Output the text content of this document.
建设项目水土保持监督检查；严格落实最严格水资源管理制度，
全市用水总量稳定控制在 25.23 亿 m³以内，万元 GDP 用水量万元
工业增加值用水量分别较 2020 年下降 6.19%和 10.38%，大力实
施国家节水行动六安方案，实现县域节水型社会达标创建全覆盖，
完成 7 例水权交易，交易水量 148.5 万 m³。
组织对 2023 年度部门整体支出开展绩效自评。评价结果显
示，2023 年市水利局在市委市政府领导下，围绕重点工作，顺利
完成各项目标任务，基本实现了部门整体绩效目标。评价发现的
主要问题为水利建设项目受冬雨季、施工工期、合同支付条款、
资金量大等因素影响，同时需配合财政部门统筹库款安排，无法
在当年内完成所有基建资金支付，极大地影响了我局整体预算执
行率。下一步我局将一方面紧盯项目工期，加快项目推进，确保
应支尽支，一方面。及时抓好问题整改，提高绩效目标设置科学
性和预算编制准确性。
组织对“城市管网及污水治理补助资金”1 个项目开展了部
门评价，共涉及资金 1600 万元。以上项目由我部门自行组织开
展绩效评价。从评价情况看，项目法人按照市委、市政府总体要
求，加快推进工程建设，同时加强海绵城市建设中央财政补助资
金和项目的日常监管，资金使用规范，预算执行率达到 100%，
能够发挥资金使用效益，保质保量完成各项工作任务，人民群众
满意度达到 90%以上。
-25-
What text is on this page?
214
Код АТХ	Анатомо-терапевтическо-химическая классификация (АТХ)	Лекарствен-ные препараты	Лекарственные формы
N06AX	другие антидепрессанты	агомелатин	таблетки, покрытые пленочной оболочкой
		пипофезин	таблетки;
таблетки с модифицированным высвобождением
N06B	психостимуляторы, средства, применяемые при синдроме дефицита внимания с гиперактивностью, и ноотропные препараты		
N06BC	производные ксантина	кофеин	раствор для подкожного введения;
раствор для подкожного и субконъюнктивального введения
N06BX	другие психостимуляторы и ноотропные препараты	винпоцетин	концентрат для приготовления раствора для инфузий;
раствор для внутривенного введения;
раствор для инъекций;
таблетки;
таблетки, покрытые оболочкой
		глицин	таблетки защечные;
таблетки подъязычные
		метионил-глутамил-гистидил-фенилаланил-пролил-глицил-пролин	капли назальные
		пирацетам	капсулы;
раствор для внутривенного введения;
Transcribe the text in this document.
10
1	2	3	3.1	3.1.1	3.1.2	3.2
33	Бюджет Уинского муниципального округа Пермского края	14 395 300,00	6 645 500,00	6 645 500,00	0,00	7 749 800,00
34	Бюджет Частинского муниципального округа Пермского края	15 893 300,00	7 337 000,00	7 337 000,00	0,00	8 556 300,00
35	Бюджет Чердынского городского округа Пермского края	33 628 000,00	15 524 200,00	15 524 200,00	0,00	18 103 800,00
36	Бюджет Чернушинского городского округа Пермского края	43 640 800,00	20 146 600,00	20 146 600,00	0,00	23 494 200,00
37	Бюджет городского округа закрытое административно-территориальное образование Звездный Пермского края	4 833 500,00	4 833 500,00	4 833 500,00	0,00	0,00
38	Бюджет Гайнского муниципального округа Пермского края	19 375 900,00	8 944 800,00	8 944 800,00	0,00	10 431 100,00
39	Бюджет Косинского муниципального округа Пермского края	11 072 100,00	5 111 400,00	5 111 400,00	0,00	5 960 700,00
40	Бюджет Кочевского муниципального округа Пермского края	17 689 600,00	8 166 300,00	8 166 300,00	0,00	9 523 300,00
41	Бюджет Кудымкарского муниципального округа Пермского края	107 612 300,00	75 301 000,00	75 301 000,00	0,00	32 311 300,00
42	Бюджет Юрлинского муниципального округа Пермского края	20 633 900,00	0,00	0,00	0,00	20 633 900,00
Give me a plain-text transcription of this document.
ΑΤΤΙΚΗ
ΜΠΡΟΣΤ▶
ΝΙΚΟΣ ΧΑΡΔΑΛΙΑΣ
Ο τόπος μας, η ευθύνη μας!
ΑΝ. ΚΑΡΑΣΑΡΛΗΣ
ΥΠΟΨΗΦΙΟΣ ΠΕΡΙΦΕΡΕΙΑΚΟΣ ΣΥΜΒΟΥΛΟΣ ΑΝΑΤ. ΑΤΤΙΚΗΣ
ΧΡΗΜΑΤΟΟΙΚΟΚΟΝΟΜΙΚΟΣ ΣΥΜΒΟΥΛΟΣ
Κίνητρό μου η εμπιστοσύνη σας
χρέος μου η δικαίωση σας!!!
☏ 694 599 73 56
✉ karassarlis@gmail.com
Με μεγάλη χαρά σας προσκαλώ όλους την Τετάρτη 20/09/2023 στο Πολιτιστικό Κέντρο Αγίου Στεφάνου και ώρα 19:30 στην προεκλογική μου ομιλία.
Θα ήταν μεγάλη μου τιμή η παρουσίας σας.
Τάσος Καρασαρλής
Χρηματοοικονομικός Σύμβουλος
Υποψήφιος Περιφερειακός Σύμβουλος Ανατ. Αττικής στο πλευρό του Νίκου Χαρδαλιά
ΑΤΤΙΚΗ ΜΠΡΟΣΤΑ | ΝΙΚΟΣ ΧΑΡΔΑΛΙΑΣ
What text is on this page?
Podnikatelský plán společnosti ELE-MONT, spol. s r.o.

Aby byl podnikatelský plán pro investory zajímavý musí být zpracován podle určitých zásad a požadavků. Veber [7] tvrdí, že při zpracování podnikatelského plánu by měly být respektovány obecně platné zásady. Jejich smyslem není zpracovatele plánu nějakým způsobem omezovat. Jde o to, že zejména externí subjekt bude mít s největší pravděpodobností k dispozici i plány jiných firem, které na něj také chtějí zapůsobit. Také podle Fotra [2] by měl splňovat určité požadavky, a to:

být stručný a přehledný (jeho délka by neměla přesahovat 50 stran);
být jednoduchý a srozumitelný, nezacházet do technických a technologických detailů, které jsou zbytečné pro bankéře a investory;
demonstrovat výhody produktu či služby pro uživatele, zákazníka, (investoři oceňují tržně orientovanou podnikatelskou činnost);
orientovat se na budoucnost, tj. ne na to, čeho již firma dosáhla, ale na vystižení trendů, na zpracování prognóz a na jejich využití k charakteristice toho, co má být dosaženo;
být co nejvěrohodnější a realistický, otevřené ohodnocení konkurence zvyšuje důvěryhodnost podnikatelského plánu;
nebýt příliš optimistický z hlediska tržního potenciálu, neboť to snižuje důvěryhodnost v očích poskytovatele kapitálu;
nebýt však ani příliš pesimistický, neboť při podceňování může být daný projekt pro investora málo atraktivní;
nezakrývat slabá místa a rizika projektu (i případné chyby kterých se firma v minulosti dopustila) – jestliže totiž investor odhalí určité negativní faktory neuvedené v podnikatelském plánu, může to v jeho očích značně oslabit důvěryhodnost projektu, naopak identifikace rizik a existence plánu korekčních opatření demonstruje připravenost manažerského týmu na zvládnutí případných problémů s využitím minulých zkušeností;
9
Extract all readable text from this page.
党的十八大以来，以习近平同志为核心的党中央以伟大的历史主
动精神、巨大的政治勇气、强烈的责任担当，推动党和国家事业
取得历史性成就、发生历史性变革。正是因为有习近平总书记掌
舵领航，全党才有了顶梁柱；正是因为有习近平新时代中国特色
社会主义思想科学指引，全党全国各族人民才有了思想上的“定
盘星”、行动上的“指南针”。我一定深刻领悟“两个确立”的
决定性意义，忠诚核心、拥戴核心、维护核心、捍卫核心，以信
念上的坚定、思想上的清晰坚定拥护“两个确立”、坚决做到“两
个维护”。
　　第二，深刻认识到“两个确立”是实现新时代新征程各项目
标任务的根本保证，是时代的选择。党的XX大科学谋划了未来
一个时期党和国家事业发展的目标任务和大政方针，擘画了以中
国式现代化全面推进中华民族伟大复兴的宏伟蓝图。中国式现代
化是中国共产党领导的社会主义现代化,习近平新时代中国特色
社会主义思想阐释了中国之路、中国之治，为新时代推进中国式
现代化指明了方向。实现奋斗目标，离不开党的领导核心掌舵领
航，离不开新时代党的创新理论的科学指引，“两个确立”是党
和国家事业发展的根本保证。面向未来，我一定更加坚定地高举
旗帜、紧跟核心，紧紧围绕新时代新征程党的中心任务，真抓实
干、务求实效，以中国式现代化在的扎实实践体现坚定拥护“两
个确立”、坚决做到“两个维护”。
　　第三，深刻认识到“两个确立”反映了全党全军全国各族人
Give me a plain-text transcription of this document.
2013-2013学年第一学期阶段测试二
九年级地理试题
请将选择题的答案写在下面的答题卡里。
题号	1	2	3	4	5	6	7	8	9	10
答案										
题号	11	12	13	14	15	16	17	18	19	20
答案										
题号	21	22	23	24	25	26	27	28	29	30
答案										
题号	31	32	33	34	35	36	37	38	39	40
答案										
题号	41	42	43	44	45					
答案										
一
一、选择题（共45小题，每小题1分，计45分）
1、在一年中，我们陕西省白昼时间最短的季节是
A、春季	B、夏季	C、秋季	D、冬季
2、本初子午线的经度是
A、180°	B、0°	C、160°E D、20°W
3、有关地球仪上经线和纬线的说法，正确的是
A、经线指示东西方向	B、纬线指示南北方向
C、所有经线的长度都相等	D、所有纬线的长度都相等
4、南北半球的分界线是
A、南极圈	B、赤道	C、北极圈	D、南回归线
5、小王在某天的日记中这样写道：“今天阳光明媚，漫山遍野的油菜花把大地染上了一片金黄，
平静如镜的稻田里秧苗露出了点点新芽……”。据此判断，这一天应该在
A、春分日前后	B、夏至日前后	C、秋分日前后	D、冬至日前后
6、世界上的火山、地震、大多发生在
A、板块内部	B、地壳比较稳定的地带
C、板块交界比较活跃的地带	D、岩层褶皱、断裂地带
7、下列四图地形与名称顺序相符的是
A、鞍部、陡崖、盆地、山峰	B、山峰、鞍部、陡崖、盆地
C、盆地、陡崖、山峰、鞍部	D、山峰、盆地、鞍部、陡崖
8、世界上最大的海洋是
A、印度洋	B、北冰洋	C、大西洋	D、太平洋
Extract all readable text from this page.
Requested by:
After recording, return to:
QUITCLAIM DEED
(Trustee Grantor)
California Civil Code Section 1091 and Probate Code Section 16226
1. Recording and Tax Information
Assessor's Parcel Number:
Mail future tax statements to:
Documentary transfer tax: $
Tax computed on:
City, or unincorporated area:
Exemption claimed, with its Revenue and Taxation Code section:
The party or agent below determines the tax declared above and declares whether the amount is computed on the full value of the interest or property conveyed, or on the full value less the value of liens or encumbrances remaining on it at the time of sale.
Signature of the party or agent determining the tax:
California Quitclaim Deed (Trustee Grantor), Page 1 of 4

» **Work required**
Using the listing above, pull out all lines that hold the word "深刻认识到".

» **Correct output**
　　第二，深刻认识到“两个确立”是实现新时代新征程各项目
　　第三，深刻认识到“两个确立”反映了全党全军全国各族人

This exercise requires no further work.